- **THE TASK**
Repeat every entry word for word, skipping the pictures.

- **RECORDS FOR THIS EXERCISE**
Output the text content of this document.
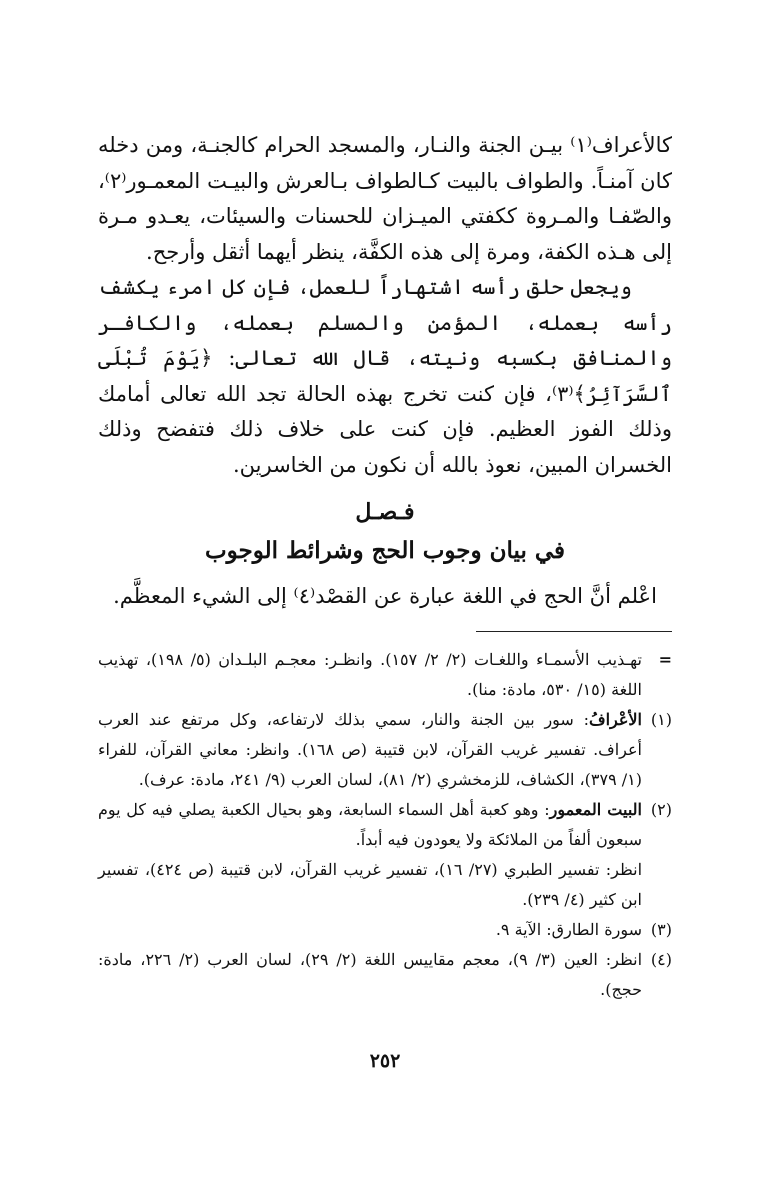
كالأعراف⁽١⁾ بيـن الجنة والنـار، والمسجد الحرام كالجنـة، ومن دخله كان آمنـاً. والطواف بالبيت كـالطواف بـالعرش والبيـت المعمـور⁽٢⁾، والصّفـا والمـروة ككفتي الميـزان للحسنات والسيئات، يعـدو مـرة إلى هـذه الكفة، ومرة إلى هذه الكفَّة، ينظر أيهما أثقل وأرجح.

ويجعل حلق رأسه اشتهاراً للعمل، فإن كل امرء يكشف رأسه بعمله، المؤمن والمسلم بعمله، والكافـر والمنافق بكسبه ونيته، قال الله تعالى: ﴿يَوْمَ تُبْلَى ٱلسَّرَآئِرُ﴾⁽٣⁾، فإن كنت تخرج بهذه الحالة تجد الله تعالى أمامك وذلك الفوز العظيم. فإن كنت على خلاف ذلك فتفضح وذلك الخسران المبين، نعوذ بالله أن نكون من الخاسرين.

فـصـل
في بيان وجوب الحج وشرائط الوجوب
اعْلم أنَّ الحج في اللغة عبارة عن القصْد⁽٤⁾ إلى الشيء المعظَّم.
=

تهـذيب الأسمـاء واللغـات (٢/ ٢/ ١٥٧). وانظـر: معجـم البلـدان (٥/ ١٩٨)، تهذيب اللغة (١٥/ ٥٣٠، مادة: منا).

(١)

الأعْرافُ: سور بين الجنة والنار، سمي بذلك لارتفاعه، وكل مرتفع عند العرب أعراف. تفسير غريب القرآن، لابن قتيبة (ص ١٦٨). وانظر: معاني القرآن، للفراء (١/ ٣٧٩)، الكشاف، للزمخشري (٢/ ٨١)، لسان العرب (٩/ ٢٤١، مادة: عرف).

(٢)

البيت المعمور: وهو كعبة أهل السماء السابعة، وهو بحيال الكعبة يصلي فيه كل يوم سبعون ألفاً من الملائكة ولا يعودون فيه أبداً.

انظر: تفسير الطبري (٢٧/ ١٦)، تفسير غريب القرآن، لابن قتيبة (ص ٤٢٤)، تفسير ابن كثير (٤/ ٢٣٩).

(٣)

سورة الطارق: الآية ٩.

(٤)

انظر: العين (٣/ ٩)، معجم مقاييس اللغة (٢/ ٢٩)، لسان العرب (٢/ ٢٢٦، مادة: حجج).

٢٥٢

- **WRITTEN SOLUTION**
Output the text content of this document.
كالأعراف⁽١⁾ بيـن الجنة والنـار، والمسجد الحرام كالجنـة، ومن دخله كان آمنـاً. والطواف بالبيت كـالطواف بـالعرش والبيـت المعمـور⁽٢⁾، والصّفـا والمـروة ككفتي الميـزان للحسنات والسيئات، يعـدو مـرة إلى هـذه الكفة، ومرة إلى هذه الكفَّة، ينظر أيهما أثقل وأرجح.

ويجعل حلق رأسه اشتهاراً للعمل، فإن كل امرء يكشف رأسه بعمله، المؤمن والمسلم بعمله، والكافـر والمنافق بكسبه ونيته، قال الله تعالى: ﴿يَوْمَ تُبْلَى ٱلسَّرَآئِرُ﴾⁽٣⁾، فإن كنت تخرج بهذه الحالة تجد الله تعالى أمامك وذلك الفوز العظيم. فإن كنت على خلاف ذلك فتفضح وذلك الخسران المبين، نعوذ بالله أن نكون من الخاسرين.

فـصـل
في بيان وجوب الحج وشرائط الوجوب
اعْلم أنَّ الحج في اللغة عبارة عن القصْد⁽٤⁾ إلى الشيء المعظَّم.
=

تهـذيب الأسمـاء واللغـات (٢/ ٢/ ١٥٧). وانظـر: معجـم البلـدان (٥/ ١٩٨)، تهذيب اللغة (١٥/ ٥٣٠، مادة: منا).

(١)

الأعْرافُ: سور بين الجنة والنار، سمي بذلك لارتفاعه، وكل مرتفع عند العرب أعراف. تفسير غريب القرآن، لابن قتيبة (ص ١٦٨). وانظر: معاني القرآن، للفراء (١/ ٣٧٩)، الكشاف، للزمخشري (٢/ ٨١)، لسان العرب (٩/ ٢٤١، مادة: عرف).

(٢)

البيت المعمور: وهو كعبة أهل السماء السابعة، وهو بحيال الكعبة يصلي فيه كل يوم سبعون ألفاً من الملائكة ولا يعودون فيه أبداً.

انظر: تفسير الطبري (٢٧/ ١٦)، تفسير غريب القرآن، لابن قتيبة (ص ٤٢٤)، تفسير ابن كثير (٤/ ٢٣٩).

(٣)

سورة الطارق: الآية ٩.

(٤)

انظر: العين (٣/ ٩)، معجم مقاييس اللغة (٢/ ٢٩)، لسان العرب (٢/ ٢٢٦، مادة: حجج).

٢٥٢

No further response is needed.